PROMPT: Your task is to tally the lines of the listing containing the word "amount" and report the figure alone.

Records contained in a dataset:
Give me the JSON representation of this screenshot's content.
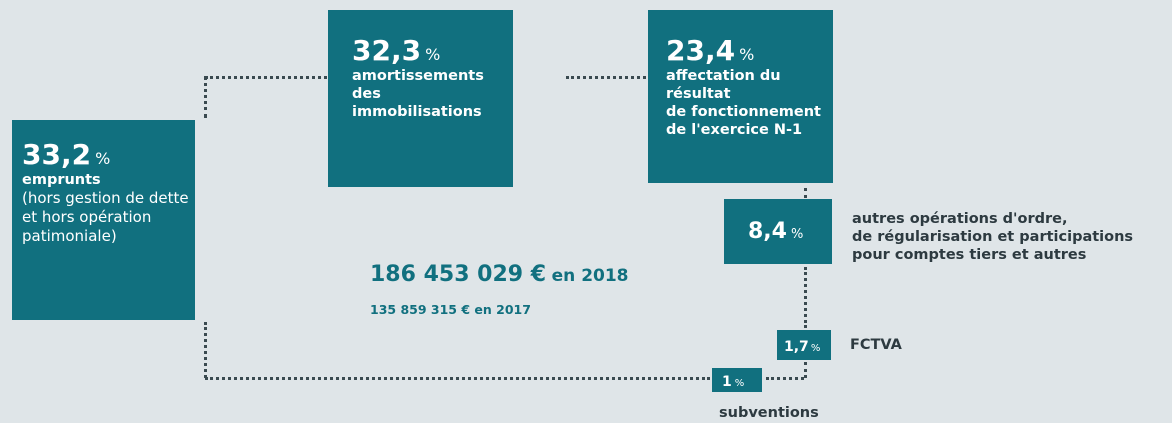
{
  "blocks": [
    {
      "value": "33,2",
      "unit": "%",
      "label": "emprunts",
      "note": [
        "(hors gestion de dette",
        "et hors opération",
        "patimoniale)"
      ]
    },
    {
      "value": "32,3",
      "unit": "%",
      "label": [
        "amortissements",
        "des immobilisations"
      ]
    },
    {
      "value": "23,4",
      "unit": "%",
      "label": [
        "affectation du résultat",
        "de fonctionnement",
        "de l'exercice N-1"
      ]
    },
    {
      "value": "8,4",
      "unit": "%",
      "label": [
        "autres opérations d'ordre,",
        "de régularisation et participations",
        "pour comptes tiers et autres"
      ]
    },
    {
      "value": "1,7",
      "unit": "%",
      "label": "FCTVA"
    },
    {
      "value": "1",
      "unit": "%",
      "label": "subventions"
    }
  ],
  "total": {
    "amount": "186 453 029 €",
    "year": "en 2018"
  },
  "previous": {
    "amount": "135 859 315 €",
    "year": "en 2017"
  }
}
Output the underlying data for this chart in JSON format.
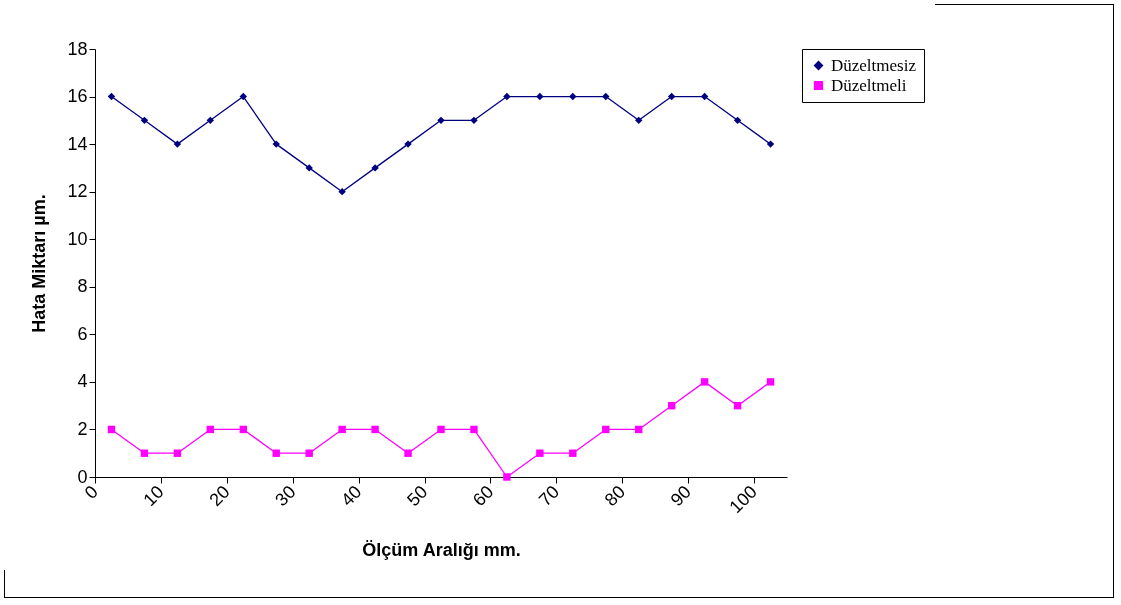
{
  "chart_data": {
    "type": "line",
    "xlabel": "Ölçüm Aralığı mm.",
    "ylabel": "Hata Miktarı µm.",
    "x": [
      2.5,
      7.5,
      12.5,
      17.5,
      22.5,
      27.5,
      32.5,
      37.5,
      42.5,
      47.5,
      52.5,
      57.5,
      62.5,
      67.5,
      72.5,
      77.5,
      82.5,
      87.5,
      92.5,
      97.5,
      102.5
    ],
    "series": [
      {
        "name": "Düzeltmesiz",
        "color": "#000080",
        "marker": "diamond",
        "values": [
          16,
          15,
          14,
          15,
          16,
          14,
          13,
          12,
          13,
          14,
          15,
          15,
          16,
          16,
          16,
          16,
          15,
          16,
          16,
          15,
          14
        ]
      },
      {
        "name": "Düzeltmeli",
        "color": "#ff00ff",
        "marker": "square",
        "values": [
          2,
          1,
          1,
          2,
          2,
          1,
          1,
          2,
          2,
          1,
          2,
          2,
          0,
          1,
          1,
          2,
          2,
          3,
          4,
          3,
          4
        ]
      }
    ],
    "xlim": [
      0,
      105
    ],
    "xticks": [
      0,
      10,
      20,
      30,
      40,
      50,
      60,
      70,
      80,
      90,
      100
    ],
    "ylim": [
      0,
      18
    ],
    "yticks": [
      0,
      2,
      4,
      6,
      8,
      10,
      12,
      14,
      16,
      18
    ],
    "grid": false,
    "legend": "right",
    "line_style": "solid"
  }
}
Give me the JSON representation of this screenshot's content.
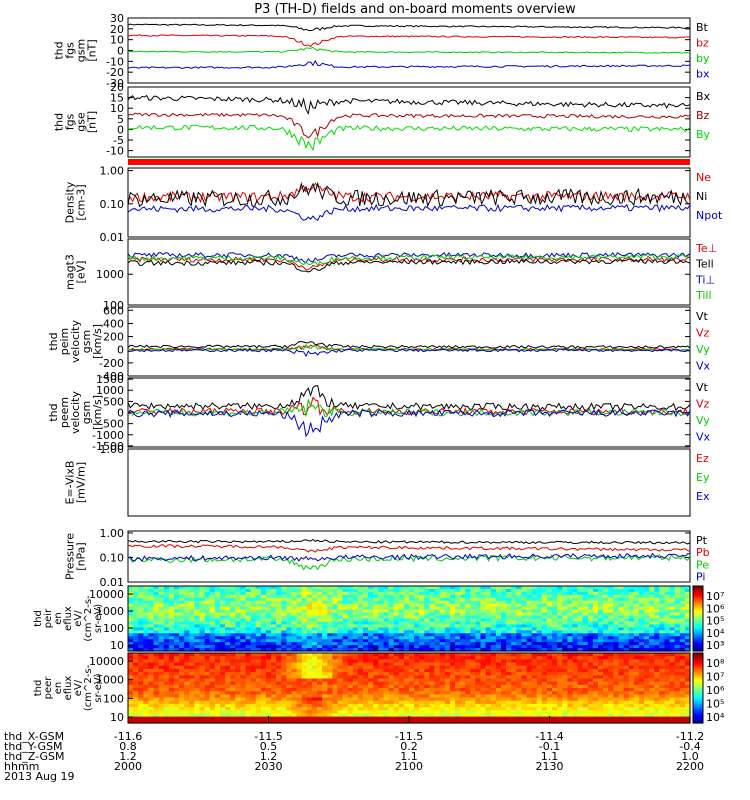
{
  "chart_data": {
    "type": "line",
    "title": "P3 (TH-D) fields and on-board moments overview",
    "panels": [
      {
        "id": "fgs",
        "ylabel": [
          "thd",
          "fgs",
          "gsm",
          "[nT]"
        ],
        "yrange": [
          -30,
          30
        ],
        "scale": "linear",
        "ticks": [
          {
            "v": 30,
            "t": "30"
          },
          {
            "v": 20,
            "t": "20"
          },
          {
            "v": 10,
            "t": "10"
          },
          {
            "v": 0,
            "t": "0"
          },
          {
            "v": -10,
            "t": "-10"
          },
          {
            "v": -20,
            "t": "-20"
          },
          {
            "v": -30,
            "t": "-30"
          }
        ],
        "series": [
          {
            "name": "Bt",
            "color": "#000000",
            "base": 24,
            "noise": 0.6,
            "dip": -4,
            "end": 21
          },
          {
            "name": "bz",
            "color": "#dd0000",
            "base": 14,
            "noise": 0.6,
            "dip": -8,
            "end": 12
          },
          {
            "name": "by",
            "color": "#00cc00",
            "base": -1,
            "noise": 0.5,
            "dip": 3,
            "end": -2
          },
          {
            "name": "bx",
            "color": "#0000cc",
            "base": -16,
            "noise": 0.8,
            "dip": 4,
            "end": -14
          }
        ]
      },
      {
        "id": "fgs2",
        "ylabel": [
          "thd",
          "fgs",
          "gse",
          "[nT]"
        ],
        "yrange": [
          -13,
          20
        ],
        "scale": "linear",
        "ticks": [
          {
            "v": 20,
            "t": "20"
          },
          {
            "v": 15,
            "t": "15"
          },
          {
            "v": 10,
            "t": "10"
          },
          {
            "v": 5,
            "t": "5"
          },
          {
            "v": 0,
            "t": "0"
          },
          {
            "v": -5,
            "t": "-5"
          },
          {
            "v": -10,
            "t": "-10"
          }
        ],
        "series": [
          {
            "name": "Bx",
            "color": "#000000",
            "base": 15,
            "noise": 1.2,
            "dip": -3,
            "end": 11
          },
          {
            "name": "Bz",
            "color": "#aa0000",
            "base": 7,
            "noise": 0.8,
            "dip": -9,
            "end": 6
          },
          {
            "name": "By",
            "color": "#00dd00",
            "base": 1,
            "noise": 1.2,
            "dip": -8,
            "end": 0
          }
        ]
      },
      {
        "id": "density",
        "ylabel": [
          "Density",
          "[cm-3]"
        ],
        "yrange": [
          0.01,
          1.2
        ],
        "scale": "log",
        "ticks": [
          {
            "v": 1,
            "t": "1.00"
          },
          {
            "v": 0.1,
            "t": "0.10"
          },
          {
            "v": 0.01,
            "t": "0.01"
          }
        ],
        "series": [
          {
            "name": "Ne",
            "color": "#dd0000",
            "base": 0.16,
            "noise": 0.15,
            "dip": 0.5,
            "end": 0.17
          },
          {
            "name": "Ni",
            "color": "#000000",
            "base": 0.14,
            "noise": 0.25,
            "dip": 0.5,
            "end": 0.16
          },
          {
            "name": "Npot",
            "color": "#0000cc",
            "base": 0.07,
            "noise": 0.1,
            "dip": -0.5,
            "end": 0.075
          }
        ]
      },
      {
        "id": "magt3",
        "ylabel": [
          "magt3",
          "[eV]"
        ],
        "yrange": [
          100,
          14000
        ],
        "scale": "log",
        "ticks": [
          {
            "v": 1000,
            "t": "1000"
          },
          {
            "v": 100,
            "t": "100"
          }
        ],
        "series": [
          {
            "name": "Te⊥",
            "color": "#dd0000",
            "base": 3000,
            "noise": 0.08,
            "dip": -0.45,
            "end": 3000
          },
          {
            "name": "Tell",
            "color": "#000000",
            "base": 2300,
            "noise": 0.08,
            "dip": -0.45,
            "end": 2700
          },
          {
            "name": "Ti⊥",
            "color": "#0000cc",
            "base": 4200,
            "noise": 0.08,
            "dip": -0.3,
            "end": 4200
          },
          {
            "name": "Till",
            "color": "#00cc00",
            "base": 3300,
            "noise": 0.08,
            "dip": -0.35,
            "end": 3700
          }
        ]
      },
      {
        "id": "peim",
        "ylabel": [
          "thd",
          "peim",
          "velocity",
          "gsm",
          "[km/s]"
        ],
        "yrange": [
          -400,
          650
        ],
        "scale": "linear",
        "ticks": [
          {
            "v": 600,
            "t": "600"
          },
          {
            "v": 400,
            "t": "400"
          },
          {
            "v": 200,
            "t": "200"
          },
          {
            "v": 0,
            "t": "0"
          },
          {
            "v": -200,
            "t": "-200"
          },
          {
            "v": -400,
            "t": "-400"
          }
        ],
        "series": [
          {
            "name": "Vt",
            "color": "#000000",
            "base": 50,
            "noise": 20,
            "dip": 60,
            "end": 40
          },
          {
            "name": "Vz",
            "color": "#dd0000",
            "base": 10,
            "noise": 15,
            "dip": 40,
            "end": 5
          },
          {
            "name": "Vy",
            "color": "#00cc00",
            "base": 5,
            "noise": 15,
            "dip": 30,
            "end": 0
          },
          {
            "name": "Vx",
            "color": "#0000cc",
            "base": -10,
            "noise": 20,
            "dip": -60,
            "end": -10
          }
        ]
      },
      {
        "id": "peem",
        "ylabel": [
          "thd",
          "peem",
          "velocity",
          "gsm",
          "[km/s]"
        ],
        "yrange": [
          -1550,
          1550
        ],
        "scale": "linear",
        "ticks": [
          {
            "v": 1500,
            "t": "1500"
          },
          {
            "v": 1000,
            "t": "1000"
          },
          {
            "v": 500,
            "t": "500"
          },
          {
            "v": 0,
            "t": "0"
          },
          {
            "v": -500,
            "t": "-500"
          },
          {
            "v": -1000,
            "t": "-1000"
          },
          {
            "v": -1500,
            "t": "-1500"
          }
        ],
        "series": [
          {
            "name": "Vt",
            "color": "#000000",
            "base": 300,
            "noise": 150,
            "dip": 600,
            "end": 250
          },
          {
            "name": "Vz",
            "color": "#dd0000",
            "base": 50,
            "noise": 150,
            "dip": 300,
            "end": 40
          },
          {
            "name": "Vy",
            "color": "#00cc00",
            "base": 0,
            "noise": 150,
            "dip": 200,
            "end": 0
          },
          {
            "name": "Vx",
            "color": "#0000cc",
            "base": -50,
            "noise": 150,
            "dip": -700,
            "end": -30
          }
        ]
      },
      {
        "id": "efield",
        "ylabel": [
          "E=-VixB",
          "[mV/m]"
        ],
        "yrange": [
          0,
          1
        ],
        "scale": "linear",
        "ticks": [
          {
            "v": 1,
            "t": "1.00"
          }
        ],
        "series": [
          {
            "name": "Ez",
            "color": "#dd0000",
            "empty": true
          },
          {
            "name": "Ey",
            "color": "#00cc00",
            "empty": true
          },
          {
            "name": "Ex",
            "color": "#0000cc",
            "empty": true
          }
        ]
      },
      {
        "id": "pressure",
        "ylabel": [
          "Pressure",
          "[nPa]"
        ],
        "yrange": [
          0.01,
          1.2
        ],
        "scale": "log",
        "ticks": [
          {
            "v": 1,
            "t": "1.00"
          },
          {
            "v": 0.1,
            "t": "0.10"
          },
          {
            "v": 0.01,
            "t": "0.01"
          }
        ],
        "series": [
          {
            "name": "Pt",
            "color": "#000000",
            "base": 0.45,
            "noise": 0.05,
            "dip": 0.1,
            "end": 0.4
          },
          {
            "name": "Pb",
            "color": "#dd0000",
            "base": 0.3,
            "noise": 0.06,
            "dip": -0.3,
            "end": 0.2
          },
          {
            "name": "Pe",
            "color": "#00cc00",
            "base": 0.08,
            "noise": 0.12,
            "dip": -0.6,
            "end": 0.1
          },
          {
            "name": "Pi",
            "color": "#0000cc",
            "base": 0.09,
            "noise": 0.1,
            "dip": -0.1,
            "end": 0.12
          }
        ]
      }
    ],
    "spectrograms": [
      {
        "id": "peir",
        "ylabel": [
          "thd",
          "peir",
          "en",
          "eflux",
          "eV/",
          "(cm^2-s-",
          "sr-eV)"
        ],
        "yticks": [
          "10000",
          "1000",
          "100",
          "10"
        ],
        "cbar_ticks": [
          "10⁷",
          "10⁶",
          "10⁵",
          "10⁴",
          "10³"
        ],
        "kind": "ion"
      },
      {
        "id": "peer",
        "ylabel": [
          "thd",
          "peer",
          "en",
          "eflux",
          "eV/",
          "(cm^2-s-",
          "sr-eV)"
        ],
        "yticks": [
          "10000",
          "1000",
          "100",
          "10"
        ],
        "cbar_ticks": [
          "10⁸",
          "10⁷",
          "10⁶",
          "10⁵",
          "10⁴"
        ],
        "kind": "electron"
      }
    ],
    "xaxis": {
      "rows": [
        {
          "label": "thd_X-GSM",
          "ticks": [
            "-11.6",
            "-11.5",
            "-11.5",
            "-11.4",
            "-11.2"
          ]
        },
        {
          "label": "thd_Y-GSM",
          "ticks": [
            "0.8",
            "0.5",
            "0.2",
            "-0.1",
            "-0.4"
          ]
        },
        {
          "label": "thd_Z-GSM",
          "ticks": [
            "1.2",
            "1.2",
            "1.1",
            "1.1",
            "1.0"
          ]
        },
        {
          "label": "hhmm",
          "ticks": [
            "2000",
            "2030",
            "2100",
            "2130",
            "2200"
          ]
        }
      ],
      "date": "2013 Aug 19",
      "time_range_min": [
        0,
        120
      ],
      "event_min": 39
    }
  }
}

PROBLEM SOLUTION: 2